Start of The data
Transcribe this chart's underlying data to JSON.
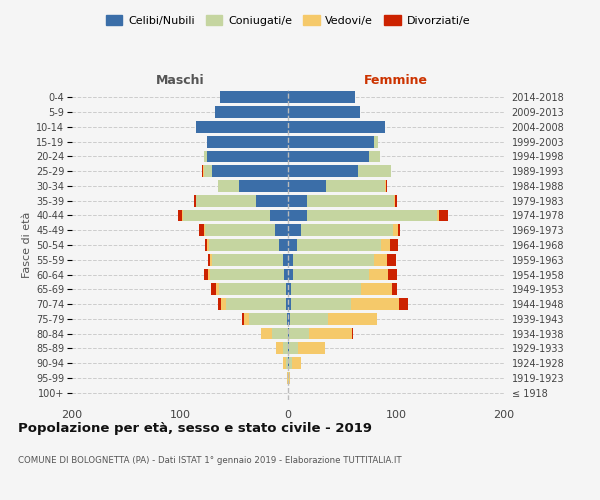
{
  "age_groups": [
    "100+",
    "95-99",
    "90-94",
    "85-89",
    "80-84",
    "75-79",
    "70-74",
    "65-69",
    "60-64",
    "55-59",
    "50-54",
    "45-49",
    "40-44",
    "35-39",
    "30-34",
    "25-29",
    "20-24",
    "15-19",
    "10-14",
    "5-9",
    "0-4"
  ],
  "birth_years": [
    "≤ 1918",
    "1919-1923",
    "1924-1928",
    "1929-1933",
    "1934-1938",
    "1939-1943",
    "1944-1948",
    "1949-1953",
    "1954-1958",
    "1959-1963",
    "1964-1968",
    "1969-1973",
    "1974-1978",
    "1979-1983",
    "1984-1988",
    "1989-1993",
    "1994-1998",
    "1999-2003",
    "2004-2008",
    "2009-2013",
    "2014-2018"
  ],
  "colors": {
    "celibi": "#3b6ea8",
    "coniugati": "#c5d5a0",
    "vedovi": "#f5c96a",
    "divorziati": "#cc2200"
  },
  "maschi": {
    "celibi": [
      0,
      0,
      0,
      0,
      0,
      1,
      2,
      2,
      4,
      5,
      8,
      12,
      17,
      30,
      45,
      70,
      75,
      75,
      85,
      68,
      63
    ],
    "coniugati": [
      0,
      0,
      2,
      5,
      15,
      35,
      55,
      62,
      68,
      65,
      65,
      65,
      80,
      55,
      20,
      8,
      3,
      0,
      0,
      0,
      0
    ],
    "vedovi": [
      0,
      1,
      3,
      6,
      10,
      5,
      5,
      3,
      2,
      2,
      2,
      1,
      1,
      0,
      0,
      1,
      0,
      0,
      0,
      0,
      0
    ],
    "divorziati": [
      0,
      0,
      0,
      0,
      0,
      2,
      3,
      4,
      4,
      2,
      2,
      4,
      4,
      2,
      0,
      1,
      0,
      0,
      0,
      0,
      0
    ]
  },
  "femmine": {
    "celibi": [
      0,
      0,
      1,
      1,
      1,
      2,
      3,
      3,
      5,
      5,
      8,
      12,
      18,
      18,
      35,
      65,
      75,
      80,
      90,
      67,
      62
    ],
    "coniugati": [
      0,
      1,
      3,
      8,
      18,
      35,
      55,
      65,
      70,
      75,
      78,
      85,
      120,
      80,
      55,
      30,
      10,
      3,
      0,
      0,
      0
    ],
    "vedovi": [
      0,
      1,
      8,
      25,
      40,
      45,
      45,
      28,
      18,
      12,
      8,
      5,
      2,
      1,
      1,
      0,
      0,
      0,
      0,
      0,
      0
    ],
    "divorziati": [
      0,
      0,
      0,
      0,
      1,
      0,
      8,
      5,
      8,
      8,
      8,
      2,
      8,
      2,
      1,
      0,
      0,
      0,
      0,
      0,
      0
    ]
  },
  "xlim": 200,
  "title": "Popolazione per età, sesso e stato civile - 2019",
  "subtitle": "COMUNE DI BOLOGNETTA (PA) - Dati ISTAT 1° gennaio 2019 - Elaborazione TUTTITALIA.IT",
  "ylabel_left": "Fasce di età",
  "legend_labels": [
    "Celibi/Nubili",
    "Coniugati/e",
    "Vedovi/e",
    "Divorziati/e"
  ],
  "maschi_label": "Maschi",
  "femmine_label": "Femmine",
  "background_color": "#f5f5f5"
}
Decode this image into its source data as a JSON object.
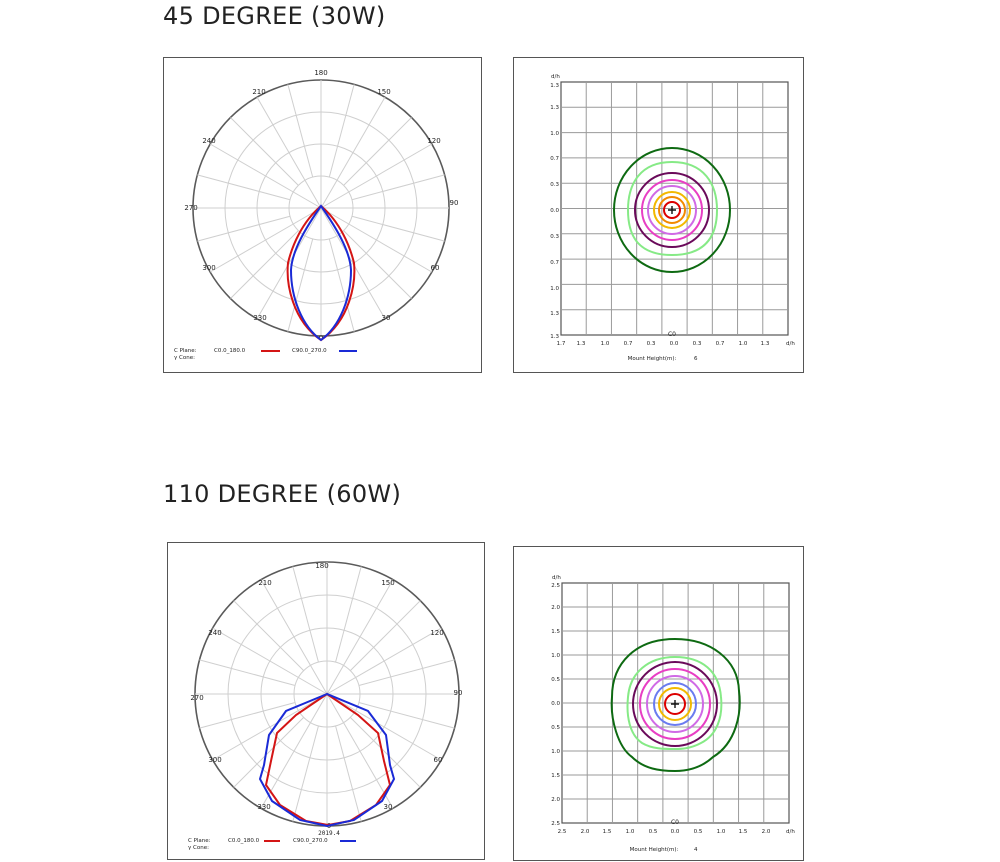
{
  "sections": [
    {
      "title": "45 DEGREE (30W)",
      "polar": {
        "angle_labels": [
          "180",
          "150",
          "120",
          "90",
          "60",
          "30",
          "0",
          "330",
          "300",
          "270",
          "240",
          "210"
        ],
        "legend": {
          "c_plane_label": "C Plane:",
          "gamma_cone_label": "γ Cone:",
          "series": [
            {
              "name": "C0.0_180.0",
              "color": "#d41515"
            },
            {
              "name": "C90.0_270.0",
              "color": "#1a2ad6"
            }
          ]
        },
        "footnote": ""
      },
      "isolux": {
        "axis_unit": "d/h",
        "y_tick_labels": [
          "1.3",
          "1.3",
          "1.0",
          "0.7",
          "0.3",
          "0.0",
          "0.3",
          "0.7",
          "1.0",
          "1.3",
          "1.3"
        ],
        "x_tick_labels": [
          "1.7",
          "1.3",
          "1.0",
          "0.7",
          "0.3",
          "0.0",
          "0.3",
          "0.7",
          "1.0",
          "1.3",
          "1.7"
        ],
        "plane_label": "C0",
        "mount_label": "Mount Height(m):",
        "mount_value": "6"
      }
    },
    {
      "title": "110 DEGREE (60W)",
      "polar": {
        "angle_labels": [
          "180",
          "150",
          "120",
          "90",
          "60",
          "30",
          "0",
          "330",
          "300",
          "270",
          "240",
          "210"
        ],
        "legend": {
          "c_plane_label": "C Plane:",
          "gamma_cone_label": "γ Cone:",
          "series": [
            {
              "name": "C0.0_180.0",
              "color": "#d41515"
            },
            {
              "name": "C90.0_270.0",
              "color": "#1a2ad6"
            }
          ]
        },
        "footnote": "2019.4"
      },
      "isolux": {
        "axis_unit": "d/h",
        "y_tick_labels": [
          "2.5",
          "2.0",
          "1.5",
          "1.0",
          "0.5",
          "0.0",
          "0.5",
          "1.0",
          "1.5",
          "2.0",
          "2.5"
        ],
        "x_tick_labels": [
          "2.5",
          "2.0",
          "1.5",
          "1.0",
          "0.5",
          "0.0",
          "0.5",
          "1.0",
          "1.5",
          "2.0",
          "2.5"
        ],
        "plane_label": "C0",
        "mount_label": "Mount Height(m):",
        "mount_value": "4"
      }
    }
  ],
  "colors": {
    "isolux_rings": [
      "#0e6a12",
      "#86ea86",
      "#6a0a5a",
      "#e83ec4",
      "#d06ae6",
      "#f2b900",
      "#f28a00",
      "#dc0000"
    ]
  }
}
End of The data
▶ What is asked:
Restate each entry word for word, please, but drop any images it holds.

▶ Written solution:
Transcribe this chart's underlying data to JSON.
{
  "age_groups": [
    "100+",
    "95-99",
    "90-94",
    "85-89",
    "80-84",
    "75-79",
    "70-74",
    "65-69",
    "60-64",
    "55-59",
    "50-54",
    "45-49",
    "40-44",
    "35-39",
    "30-34",
    "25-29",
    "20-24",
    "15-19",
    "10-14",
    "5-9",
    "0-4"
  ],
  "birth_years": [
    "≤ 1918",
    "1919-1923",
    "1924-1928",
    "1929-1933",
    "1934-1938",
    "1939-1943",
    "1944-1948",
    "1949-1953",
    "1954-1958",
    "1959-1963",
    "1964-1968",
    "1969-1973",
    "1974-1978",
    "1979-1983",
    "1984-1988",
    "1989-1993",
    "1994-1998",
    "1999-2003",
    "2004-2008",
    "2009-2013",
    "2014-2018"
  ],
  "colors": {
    "celibi": "#3b6ea8",
    "coniugati": "#c5d5a0",
    "vedovi": "#f5c96a",
    "divorziati": "#cc2200"
  },
  "maschi": {
    "celibi": [
      0,
      0,
      0,
      0,
      0,
      1,
      2,
      2,
      4,
      5,
      8,
      12,
      17,
      30,
      45,
      70,
      75,
      75,
      85,
      68,
      63
    ],
    "coniugati": [
      0,
      0,
      2,
      5,
      15,
      35,
      55,
      62,
      68,
      65,
      65,
      65,
      80,
      55,
      20,
      8,
      3,
      0,
      0,
      0,
      0
    ],
    "vedovi": [
      0,
      1,
      3,
      6,
      10,
      5,
      5,
      3,
      2,
      2,
      2,
      1,
      1,
      0,
      0,
      1,
      0,
      0,
      0,
      0,
      0
    ],
    "divorziati": [
      0,
      0,
      0,
      0,
      0,
      2,
      3,
      4,
      4,
      2,
      2,
      4,
      4,
      2,
      0,
      1,
      0,
      0,
      0,
      0,
      0
    ]
  },
  "femmine": {
    "celibi": [
      0,
      0,
      1,
      1,
      1,
      2,
      3,
      3,
      5,
      5,
      8,
      12,
      18,
      18,
      35,
      65,
      75,
      80,
      90,
      67,
      62
    ],
    "coniugati": [
      0,
      1,
      3,
      8,
      18,
      35,
      55,
      65,
      70,
      75,
      78,
      85,
      120,
      80,
      55,
      30,
      10,
      3,
      0,
      0,
      0
    ],
    "vedovi": [
      0,
      1,
      8,
      25,
      40,
      45,
      45,
      28,
      18,
      12,
      8,
      5,
      2,
      1,
      1,
      0,
      0,
      0,
      0,
      0,
      0
    ],
    "divorziati": [
      0,
      0,
      0,
      0,
      1,
      0,
      8,
      5,
      8,
      8,
      8,
      2,
      8,
      2,
      1,
      0,
      0,
      0,
      0,
      0,
      0
    ]
  },
  "xlim": 200,
  "title": "Popolazione per età, sesso e stato civile - 2019",
  "subtitle": "COMUNE DI BOLOGNETTA (PA) - Dati ISTAT 1° gennaio 2019 - Elaborazione TUTTITALIA.IT",
  "ylabel_left": "Fasce di età",
  "legend_labels": [
    "Celibi/Nubili",
    "Coniugati/e",
    "Vedovi/e",
    "Divorziati/e"
  ],
  "maschi_label": "Maschi",
  "femmine_label": "Femmine",
  "background_color": "#f5f5f5"
}
Decode this image into its source data as a JSON object.
{
  "sections": [
    {
      "title": "45 DEGREE (30W)",
      "polar": {
        "angle_labels": [
          "180",
          "150",
          "120",
          "90",
          "60",
          "30",
          "0",
          "330",
          "300",
          "270",
          "240",
          "210"
        ],
        "legend": {
          "c_plane_label": "C Plane:",
          "gamma_cone_label": "γ Cone:",
          "series": [
            {
              "name": "C0.0_180.0",
              "color": "#d41515"
            },
            {
              "name": "C90.0_270.0",
              "color": "#1a2ad6"
            }
          ]
        },
        "footnote": ""
      },
      "isolux": {
        "axis_unit": "d/h",
        "y_tick_labels": [
          "1.3",
          "1.3",
          "1.0",
          "0.7",
          "0.3",
          "0.0",
          "0.3",
          "0.7",
          "1.0",
          "1.3",
          "1.3"
        ],
        "x_tick_labels": [
          "1.7",
          "1.3",
          "1.0",
          "0.7",
          "0.3",
          "0.0",
          "0.3",
          "0.7",
          "1.0",
          "1.3",
          "1.7"
        ],
        "plane_label": "C0",
        "mount_label": "Mount Height(m):",
        "mount_value": "6"
      }
    },
    {
      "title": "110 DEGREE (60W)",
      "polar": {
        "angle_labels": [
          "180",
          "150",
          "120",
          "90",
          "60",
          "30",
          "0",
          "330",
          "300",
          "270",
          "240",
          "210"
        ],
        "legend": {
          "c_plane_label": "C Plane:",
          "gamma_cone_label": "γ Cone:",
          "series": [
            {
              "name": "C0.0_180.0",
              "color": "#d41515"
            },
            {
              "name": "C90.0_270.0",
              "color": "#1a2ad6"
            }
          ]
        },
        "footnote": "2019.4"
      },
      "isolux": {
        "axis_unit": "d/h",
        "y_tick_labels": [
          "2.5",
          "2.0",
          "1.5",
          "1.0",
          "0.5",
          "0.0",
          "0.5",
          "1.0",
          "1.5",
          "2.0",
          "2.5"
        ],
        "x_tick_labels": [
          "2.5",
          "2.0",
          "1.5",
          "1.0",
          "0.5",
          "0.0",
          "0.5",
          "1.0",
          "1.5",
          "2.0",
          "2.5"
        ],
        "plane_label": "C0",
        "mount_label": "Mount Height(m):",
        "mount_value": "4"
      }
    }
  ],
  "colors": {
    "isolux_rings": [
      "#0e6a12",
      "#86ea86",
      "#6a0a5a",
      "#e83ec4",
      "#d06ae6",
      "#f2b900",
      "#f28a00",
      "#dc0000"
    ]
  }
}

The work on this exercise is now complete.